## START EXTRACTED INFORMATION
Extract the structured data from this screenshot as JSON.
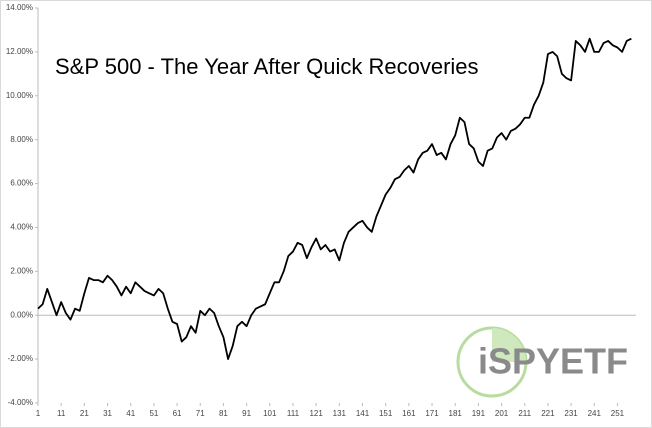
{
  "chart_data": {
    "type": "line",
    "title": "S&P 500 - The Year After Quick Recoveries",
    "watermark": "iSPYETF",
    "x": [
      1,
      3,
      5,
      7,
      9,
      11,
      13,
      15,
      17,
      19,
      21,
      23,
      25,
      27,
      29,
      31,
      33,
      35,
      37,
      39,
      41,
      43,
      45,
      47,
      49,
      51,
      53,
      55,
      57,
      59,
      61,
      63,
      65,
      67,
      69,
      71,
      73,
      75,
      77,
      79,
      81,
      83,
      85,
      87,
      89,
      91,
      93,
      95,
      97,
      99,
      101,
      103,
      105,
      107,
      109,
      111,
      113,
      115,
      117,
      119,
      121,
      123,
      125,
      127,
      129,
      131,
      133,
      135,
      137,
      139,
      141,
      143,
      145,
      147,
      149,
      151,
      153,
      155,
      157,
      159,
      161,
      163,
      165,
      167,
      169,
      171,
      173,
      175,
      177,
      179,
      181,
      183,
      185,
      187,
      189,
      191,
      193,
      195,
      197,
      199,
      201,
      203,
      205,
      207,
      209,
      211,
      213,
      215,
      217,
      219,
      221,
      223,
      225,
      227,
      229,
      231,
      233,
      235,
      237,
      239,
      241,
      243,
      245,
      247,
      249,
      251,
      253,
      255,
      257
    ],
    "series": [
      {
        "color": "#000000",
        "values": [
          0.3,
          0.5,
          1.2,
          0.6,
          0.0,
          0.6,
          0.1,
          -0.2,
          0.3,
          0.2,
          1.0,
          1.7,
          1.6,
          1.6,
          1.5,
          1.8,
          1.6,
          1.3,
          0.9,
          1.3,
          1.0,
          1.5,
          1.3,
          1.1,
          1.0,
          0.9,
          1.2,
          1.0,
          0.3,
          -0.3,
          -0.4,
          -1.2,
          -1.0,
          -0.5,
          -0.8,
          0.2,
          0.0,
          0.3,
          0.1,
          -0.5,
          -1.0,
          -2.0,
          -1.4,
          -0.5,
          -0.3,
          -0.5,
          0.0,
          0.3,
          0.4,
          0.5,
          1.0,
          1.5,
          1.5,
          2.0,
          2.7,
          2.9,
          3.3,
          3.2,
          2.6,
          3.1,
          3.5,
          3.0,
          3.2,
          2.9,
          3.0,
          2.5,
          3.3,
          3.8,
          4.0,
          4.2,
          4.3,
          4.0,
          3.8,
          4.5,
          5.0,
          5.5,
          5.8,
          6.2,
          6.3,
          6.6,
          6.8,
          6.5,
          7.1,
          7.4,
          7.5,
          7.8,
          7.3,
          7.4,
          7.1,
          7.8,
          8.2,
          9.0,
          8.8,
          7.8,
          7.6,
          7.0,
          6.8,
          7.5,
          7.6,
          8.1,
          8.3,
          8.0,
          8.4,
          8.5,
          8.7,
          9.0,
          9.0,
          9.6,
          10.0,
          10.6,
          11.9,
          12.0,
          11.8,
          11.0,
          10.8,
          10.7,
          12.5,
          12.3,
          12.0,
          12.6,
          12.0,
          12.0,
          12.4,
          12.5,
          12.3,
          12.2,
          12.0,
          12.5,
          12.6
        ]
      }
    ],
    "xlim": [
      1,
      259
    ],
    "xticks": [
      1,
      11,
      21,
      31,
      41,
      51,
      61,
      71,
      81,
      91,
      101,
      111,
      121,
      131,
      141,
      151,
      161,
      171,
      181,
      191,
      201,
      211,
      221,
      231,
      241,
      251
    ],
    "ylim": [
      -4,
      14
    ],
    "yticks": [
      {
        "value": -4,
        "label": "-4.00%"
      },
      {
        "value": -2,
        "label": "-2.00%"
      },
      {
        "value": 0,
        "label": "0.00%"
      },
      {
        "value": 2,
        "label": "2.00%"
      },
      {
        "value": 4,
        "label": "4.00%"
      },
      {
        "value": 6,
        "label": "6.00%"
      },
      {
        "value": 8,
        "label": "8.00%"
      },
      {
        "value": 10,
        "label": "10.00%"
      },
      {
        "value": 12,
        "label": "12.00%"
      },
      {
        "value": 14,
        "label": "14.00%"
      }
    ]
  }
}
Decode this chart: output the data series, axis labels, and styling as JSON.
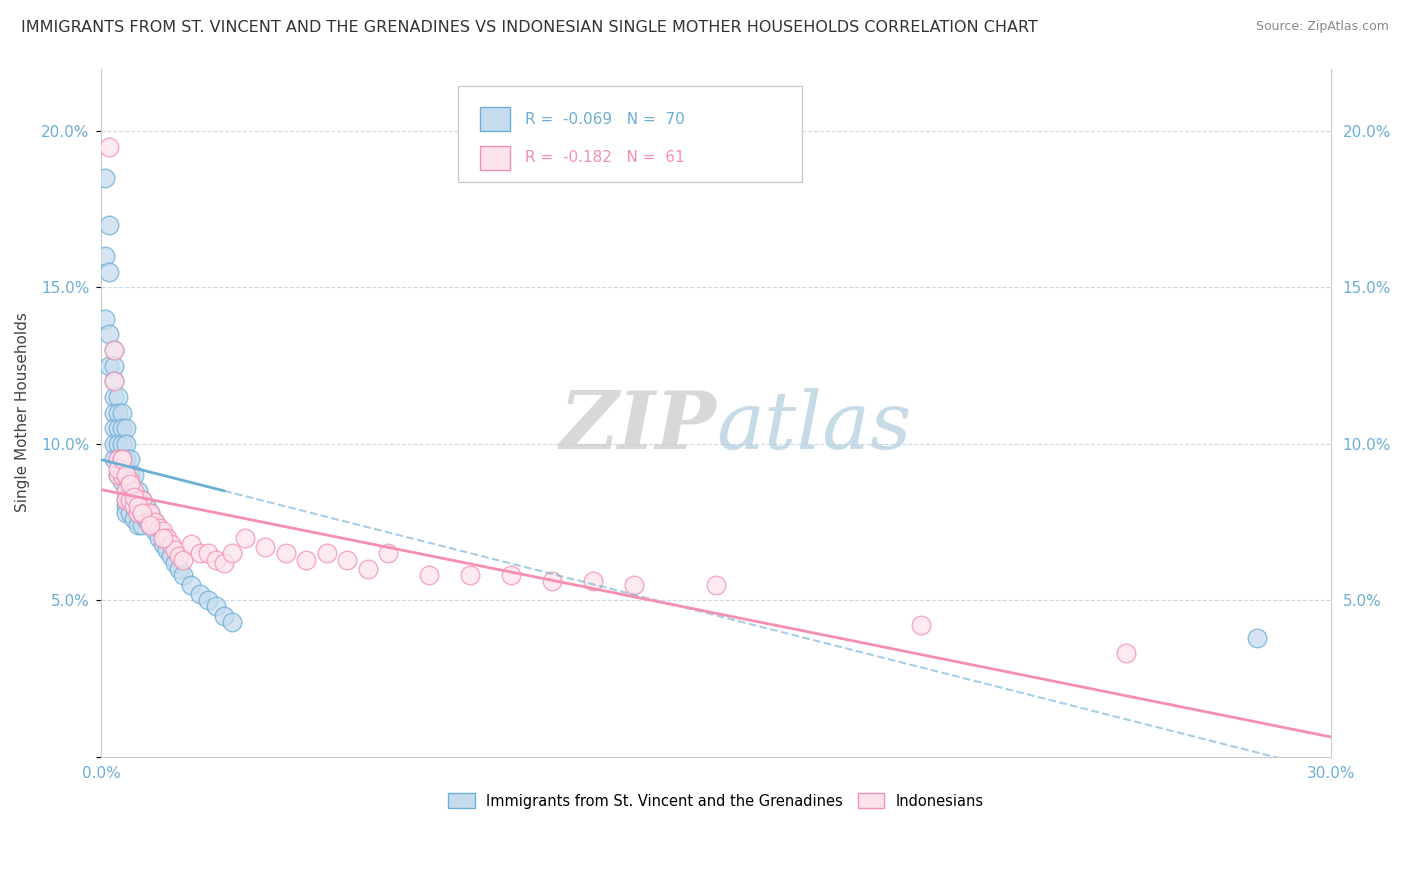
{
  "title": "IMMIGRANTS FROM ST. VINCENT AND THE GRENADINES VS INDONESIAN SINGLE MOTHER HOUSEHOLDS CORRELATION CHART",
  "source": "Source: ZipAtlas.com",
  "ylabel": "Single Mother Households",
  "legend_entries": [
    {
      "label": "Immigrants from St. Vincent and the Grenadines"
    },
    {
      "label": "Indonesians"
    }
  ],
  "blue_R": -0.069,
  "blue_N": 70,
  "pink_R": -0.182,
  "pink_N": 61,
  "blue_color": "#6baed6",
  "pink_color": "#f48fb1",
  "blue_fill": "#c6dcee",
  "pink_fill": "#fce4ec",
  "watermark_zip": "ZIP",
  "watermark_atlas": "atlas",
  "background_color": "#ffffff",
  "grid_color": "#d0d8e8",
  "xlim": [
    0.0,
    0.3
  ],
  "ylim": [
    0.0,
    0.22
  ],
  "blue_scatter_x": [
    0.001,
    0.001,
    0.001,
    0.002,
    0.002,
    0.002,
    0.002,
    0.003,
    0.003,
    0.003,
    0.003,
    0.003,
    0.003,
    0.003,
    0.003,
    0.004,
    0.004,
    0.004,
    0.004,
    0.004,
    0.004,
    0.005,
    0.005,
    0.005,
    0.005,
    0.005,
    0.006,
    0.006,
    0.006,
    0.006,
    0.006,
    0.006,
    0.006,
    0.006,
    0.007,
    0.007,
    0.007,
    0.007,
    0.007,
    0.008,
    0.008,
    0.008,
    0.008,
    0.009,
    0.009,
    0.009,
    0.009,
    0.01,
    0.01,
    0.01,
    0.011,
    0.011,
    0.012,
    0.012,
    0.013,
    0.013,
    0.014,
    0.015,
    0.016,
    0.017,
    0.018,
    0.019,
    0.02,
    0.022,
    0.024,
    0.026,
    0.028,
    0.03,
    0.032,
    0.282
  ],
  "blue_scatter_y": [
    0.185,
    0.16,
    0.14,
    0.17,
    0.155,
    0.135,
    0.125,
    0.13,
    0.125,
    0.12,
    0.115,
    0.11,
    0.105,
    0.1,
    0.095,
    0.115,
    0.11,
    0.105,
    0.1,
    0.095,
    0.09,
    0.11,
    0.105,
    0.1,
    0.095,
    0.088,
    0.105,
    0.1,
    0.095,
    0.09,
    0.085,
    0.082,
    0.08,
    0.078,
    0.095,
    0.09,
    0.085,
    0.082,
    0.078,
    0.09,
    0.085,
    0.08,
    0.076,
    0.085,
    0.082,
    0.078,
    0.074,
    0.082,
    0.078,
    0.074,
    0.08,
    0.076,
    0.078,
    0.074,
    0.075,
    0.072,
    0.07,
    0.068,
    0.066,
    0.064,
    0.062,
    0.06,
    0.058,
    0.055,
    0.052,
    0.05,
    0.048,
    0.045,
    0.043,
    0.038
  ],
  "pink_scatter_x": [
    0.002,
    0.003,
    0.003,
    0.004,
    0.004,
    0.005,
    0.005,
    0.006,
    0.006,
    0.006,
    0.007,
    0.007,
    0.008,
    0.008,
    0.009,
    0.009,
    0.01,
    0.01,
    0.011,
    0.012,
    0.012,
    0.013,
    0.014,
    0.015,
    0.016,
    0.017,
    0.018,
    0.019,
    0.02,
    0.022,
    0.024,
    0.026,
    0.028,
    0.03,
    0.032,
    0.035,
    0.04,
    0.045,
    0.05,
    0.055,
    0.06,
    0.065,
    0.07,
    0.08,
    0.09,
    0.1,
    0.11,
    0.12,
    0.13,
    0.15,
    0.2,
    0.25,
    0.004,
    0.005,
    0.006,
    0.007,
    0.008,
    0.009,
    0.01,
    0.012,
    0.015
  ],
  "pink_scatter_y": [
    0.195,
    0.13,
    0.12,
    0.095,
    0.09,
    0.095,
    0.09,
    0.09,
    0.085,
    0.082,
    0.088,
    0.082,
    0.085,
    0.08,
    0.082,
    0.078,
    0.082,
    0.078,
    0.078,
    0.078,
    0.075,
    0.075,
    0.073,
    0.072,
    0.07,
    0.068,
    0.066,
    0.064,
    0.063,
    0.068,
    0.065,
    0.065,
    0.063,
    0.062,
    0.065,
    0.07,
    0.067,
    0.065,
    0.063,
    0.065,
    0.063,
    0.06,
    0.065,
    0.058,
    0.058,
    0.058,
    0.056,
    0.056,
    0.055,
    0.055,
    0.042,
    0.033,
    0.092,
    0.095,
    0.09,
    0.087,
    0.083,
    0.08,
    0.078,
    0.074,
    0.07
  ]
}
## END EXTRACTED INFORMATION
→ EXERCISE TASK
For the records above, state how many lines include the string "JSON", giving the number and nothing else.

→ SOLUTION TO THE EXERCISE
2